EXERCISE: Recast the entries below, starting with the first line and going on through the line with "The nozzles 42 is at (900, 440).", as a Markdown table with a Row column holding the row number and a Line column holding the line. Leave out blank lines.
## Begin DATASET RECORDS
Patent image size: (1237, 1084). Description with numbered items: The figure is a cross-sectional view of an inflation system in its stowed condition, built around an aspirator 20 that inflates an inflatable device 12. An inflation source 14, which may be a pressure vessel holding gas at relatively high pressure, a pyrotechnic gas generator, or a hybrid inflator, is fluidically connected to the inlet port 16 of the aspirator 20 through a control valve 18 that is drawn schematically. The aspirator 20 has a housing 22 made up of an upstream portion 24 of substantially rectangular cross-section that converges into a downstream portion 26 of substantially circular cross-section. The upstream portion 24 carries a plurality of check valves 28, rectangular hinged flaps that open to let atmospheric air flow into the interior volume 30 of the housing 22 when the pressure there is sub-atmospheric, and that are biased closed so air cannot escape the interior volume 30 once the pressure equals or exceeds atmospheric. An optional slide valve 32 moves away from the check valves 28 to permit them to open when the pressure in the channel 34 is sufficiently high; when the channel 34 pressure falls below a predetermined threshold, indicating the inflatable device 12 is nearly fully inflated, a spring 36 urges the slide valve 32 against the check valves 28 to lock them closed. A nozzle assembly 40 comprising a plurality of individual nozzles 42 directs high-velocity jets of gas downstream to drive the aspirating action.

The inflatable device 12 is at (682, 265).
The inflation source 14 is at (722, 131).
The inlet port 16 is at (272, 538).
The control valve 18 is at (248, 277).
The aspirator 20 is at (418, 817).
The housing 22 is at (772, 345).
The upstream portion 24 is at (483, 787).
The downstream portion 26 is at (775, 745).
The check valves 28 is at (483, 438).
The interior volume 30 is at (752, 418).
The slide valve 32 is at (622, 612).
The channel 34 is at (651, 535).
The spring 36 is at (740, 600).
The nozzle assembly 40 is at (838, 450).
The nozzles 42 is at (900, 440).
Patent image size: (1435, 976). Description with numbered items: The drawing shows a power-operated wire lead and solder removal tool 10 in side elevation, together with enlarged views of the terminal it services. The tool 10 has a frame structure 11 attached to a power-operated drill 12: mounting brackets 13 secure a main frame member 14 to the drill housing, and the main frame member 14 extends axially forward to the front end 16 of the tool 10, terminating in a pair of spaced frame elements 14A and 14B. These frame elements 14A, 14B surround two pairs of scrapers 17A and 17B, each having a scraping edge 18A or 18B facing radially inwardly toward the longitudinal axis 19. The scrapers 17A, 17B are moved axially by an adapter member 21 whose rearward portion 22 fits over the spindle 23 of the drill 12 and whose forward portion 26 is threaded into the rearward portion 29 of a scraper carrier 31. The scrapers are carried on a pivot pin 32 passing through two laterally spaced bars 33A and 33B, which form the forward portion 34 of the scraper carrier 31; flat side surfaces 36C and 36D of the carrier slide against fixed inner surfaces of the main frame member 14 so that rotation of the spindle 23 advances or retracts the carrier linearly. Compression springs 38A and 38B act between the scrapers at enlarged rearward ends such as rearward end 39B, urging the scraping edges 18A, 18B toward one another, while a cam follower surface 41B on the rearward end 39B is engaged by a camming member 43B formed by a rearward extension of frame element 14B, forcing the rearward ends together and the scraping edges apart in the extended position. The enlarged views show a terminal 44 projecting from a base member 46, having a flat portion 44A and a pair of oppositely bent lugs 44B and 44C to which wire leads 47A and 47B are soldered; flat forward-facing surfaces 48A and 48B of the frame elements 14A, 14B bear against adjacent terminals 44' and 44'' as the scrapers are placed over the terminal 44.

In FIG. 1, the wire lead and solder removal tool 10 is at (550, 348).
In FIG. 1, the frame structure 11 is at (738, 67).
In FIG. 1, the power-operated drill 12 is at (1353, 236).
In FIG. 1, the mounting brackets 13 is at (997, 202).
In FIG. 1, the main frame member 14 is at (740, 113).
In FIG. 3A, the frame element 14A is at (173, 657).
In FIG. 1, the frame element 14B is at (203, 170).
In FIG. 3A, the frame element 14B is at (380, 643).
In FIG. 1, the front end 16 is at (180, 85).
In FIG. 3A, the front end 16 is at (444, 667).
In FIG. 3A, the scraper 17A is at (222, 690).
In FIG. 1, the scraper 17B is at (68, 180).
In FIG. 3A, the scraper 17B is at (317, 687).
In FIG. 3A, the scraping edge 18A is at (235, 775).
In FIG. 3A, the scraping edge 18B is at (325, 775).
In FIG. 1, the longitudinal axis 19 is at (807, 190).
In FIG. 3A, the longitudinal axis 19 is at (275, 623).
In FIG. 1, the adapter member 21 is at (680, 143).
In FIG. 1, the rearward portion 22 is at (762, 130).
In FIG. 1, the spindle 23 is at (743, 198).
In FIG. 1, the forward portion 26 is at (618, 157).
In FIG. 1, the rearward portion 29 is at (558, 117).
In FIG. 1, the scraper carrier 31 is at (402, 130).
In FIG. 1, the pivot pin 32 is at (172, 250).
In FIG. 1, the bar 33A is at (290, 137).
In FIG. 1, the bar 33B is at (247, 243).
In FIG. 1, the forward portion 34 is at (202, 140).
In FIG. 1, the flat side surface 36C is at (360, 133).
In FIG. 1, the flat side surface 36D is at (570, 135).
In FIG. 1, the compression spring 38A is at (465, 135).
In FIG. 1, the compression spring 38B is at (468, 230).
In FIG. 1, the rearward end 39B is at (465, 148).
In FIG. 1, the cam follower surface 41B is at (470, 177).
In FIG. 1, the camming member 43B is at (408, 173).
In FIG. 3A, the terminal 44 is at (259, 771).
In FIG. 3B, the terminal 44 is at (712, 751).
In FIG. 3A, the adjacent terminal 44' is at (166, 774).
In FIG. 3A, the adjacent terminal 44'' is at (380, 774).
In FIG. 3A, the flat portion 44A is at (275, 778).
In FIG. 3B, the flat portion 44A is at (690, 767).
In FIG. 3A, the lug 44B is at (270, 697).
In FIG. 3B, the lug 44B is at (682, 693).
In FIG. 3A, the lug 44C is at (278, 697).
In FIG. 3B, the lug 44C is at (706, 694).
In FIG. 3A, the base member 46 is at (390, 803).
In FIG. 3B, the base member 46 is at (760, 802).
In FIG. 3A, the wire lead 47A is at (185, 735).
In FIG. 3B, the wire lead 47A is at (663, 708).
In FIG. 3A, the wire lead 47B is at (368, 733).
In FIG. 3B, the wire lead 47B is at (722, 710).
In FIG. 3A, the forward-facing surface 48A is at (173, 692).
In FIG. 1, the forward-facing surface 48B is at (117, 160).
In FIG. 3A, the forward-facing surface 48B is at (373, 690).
## End DATASET RECORDS
RESPONSE TO THE TASK:
| Row | Line |
|---|---|
| 1 | Patent image size: (1237, 1084). Description with numbered items: The figure is a cross-sectional view of an inflation system in its stowed condition, built around an aspirator 20 that inflates an inflatable device 12. An inflation source 14, which may be a pressure vessel holding gas at relatively high pressure, a pyrotechnic gas generator, or a hybrid inflator, is fluidically connected to the inlet port 16 of the aspirator 20 through a control valve 18 that is drawn schematically. The aspirator 20 has a housing 22 made up of an upstream portion 24 of substantially rectangular cross-section that converges into a downstream portion 26 of substantially circular cross-section. The upstream portion 24 carries a plurality of check valves 28, rectangular hinged flaps that open to let atmospheric air flow into the interior volume 30 of the housing 22 when the pressure there is sub-atmospheric, and that are biased closed so air cannot escape the interior volume 30 once the pressure equals or exceeds atmospheric. An optional slide valve 32 moves away from the check valves 28 to permit them to open when the pressure in the channel 34 is sufficiently high; when the channel 34 pressure falls below a predetermined threshold, indicating the inflatable device 12 is nearly fully inflated, a spring 36 urges the slide valve 32 against the check valves 28 to lock them closed. A nozzle assembly 40 comprising a plurality of individual nozzles 42 directs high-velocity jets of gas downstream to drive the aspirating action. |
| 2 | The inflatable device 12 is at (682, 265). |
| 3 | The inflation source 14 is at (722, 131). |
| 4 | The inlet port 16 is at (272, 538). |
| 5 | The control valve 18 is at (248, 277). |
| 6 | The aspirator 20 is at (418, 817). |
| 7 | The housing 22 is at (772, 345). |
| 8 | The upstream portion 24 is at (483, 787). |
| 9 | The downstream portion 26 is at (775, 745). |
| 10 | The check valves 28 is at (483, 438). |
| 11 | The interior volume 30 is at (752, 418). |
| 12 | The slide valve 32 is at (622, 612). |
| 13 | The channel 34 is at (651, 535). |
| 14 | The spring 36 is at (740, 600). |
| 15 | The nozzle assembly 40 is at (838, 450). |
| 16 | The nozzles 42 is at (900, 440). |